[Saved entries]
· · ·
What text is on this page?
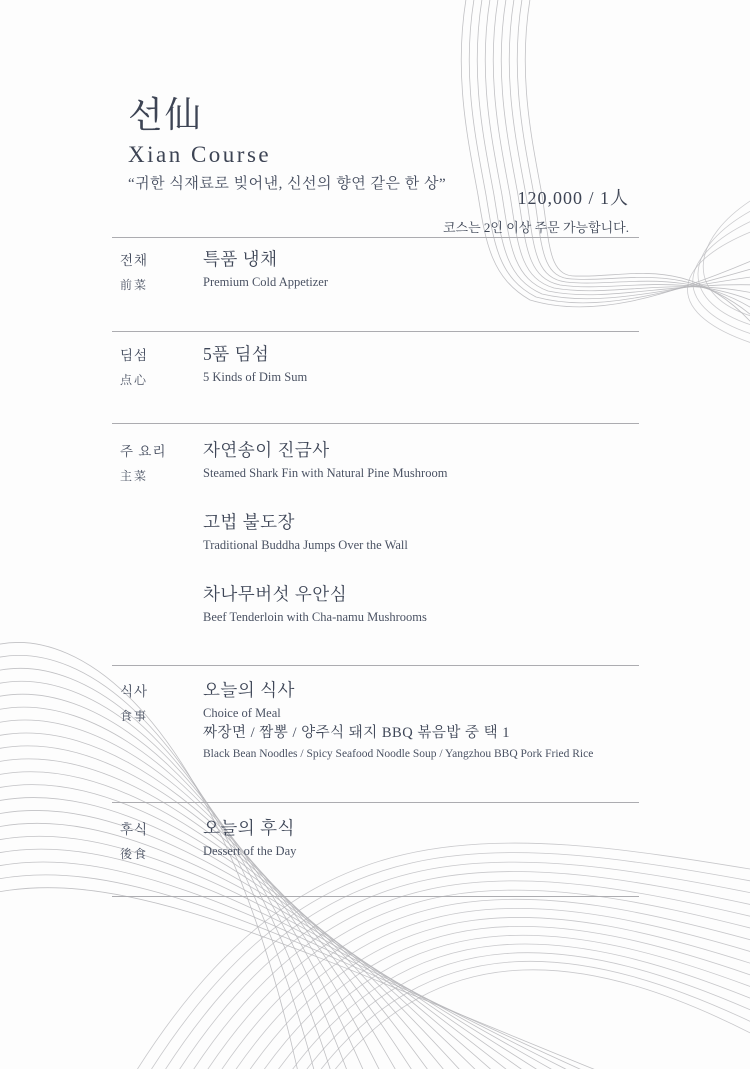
선仙
Xian Course
“귀한 식재료로 빚어낸, 신선의 향연 같은 한 상”
120,000 / 1人
코스는 2인 이상 주문 가능합니다.
전채
前菜
특품 냉채
Premium Cold Appetizer
딤섬
点心
5품 딤섬
5 Kinds of Dim Sum
주 요리
主菜
자연송이 진금사
Steamed Shark Fin with Natural Pine Mushroom
고법 불도장
Traditional Buddha Jumps Over the Wall
차나무버섯 우안심
Beef Tenderloin with Cha-namu Mushrooms
식사
食事
오늘의 식사
Choice of Meal
짜장면 / 짬뽕 / 양주식 돼지 BBQ 볶음밥 중 택 1
Black Bean Noodles / Spicy Seafood Noodle Soup / Yangzhou BBQ Pork Fried Rice
후식
後食
오늘의 후식
Dessert of the Day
· · ·
*TASK BRIEF:* Repeat verbatim all the material, but not the pictures.

*WRITTEN RESPONSE:*
What text is on this page?
선仙
Xian Course
“귀한 식재료로 빚어낸, 신선의 향연 같은 한 상”
120,000 / 1人
코스는 2인 이상 주문 가능합니다.
전채
前菜
특품 냉채
Premium Cold Appetizer
딤섬
点心
5품 딤섬
5 Kinds of Dim Sum
주 요리
主菜
자연송이 진금사
Steamed Shark Fin with Natural Pine Mushroom
고법 불도장
Traditional Buddha Jumps Over the Wall
차나무버섯 우안심
Beef Tenderloin with Cha-namu Mushrooms
식사
食事
오늘의 식사
Choice of Meal
짜장면 / 짬뽕 / 양주식 돼지 BBQ 볶음밥 중 택 1
Black Bean Noodles / Spicy Seafood Noodle Soup / Yangzhou BBQ Pork Fried Rice
후식
後食
오늘의 후식
Dessert of the Day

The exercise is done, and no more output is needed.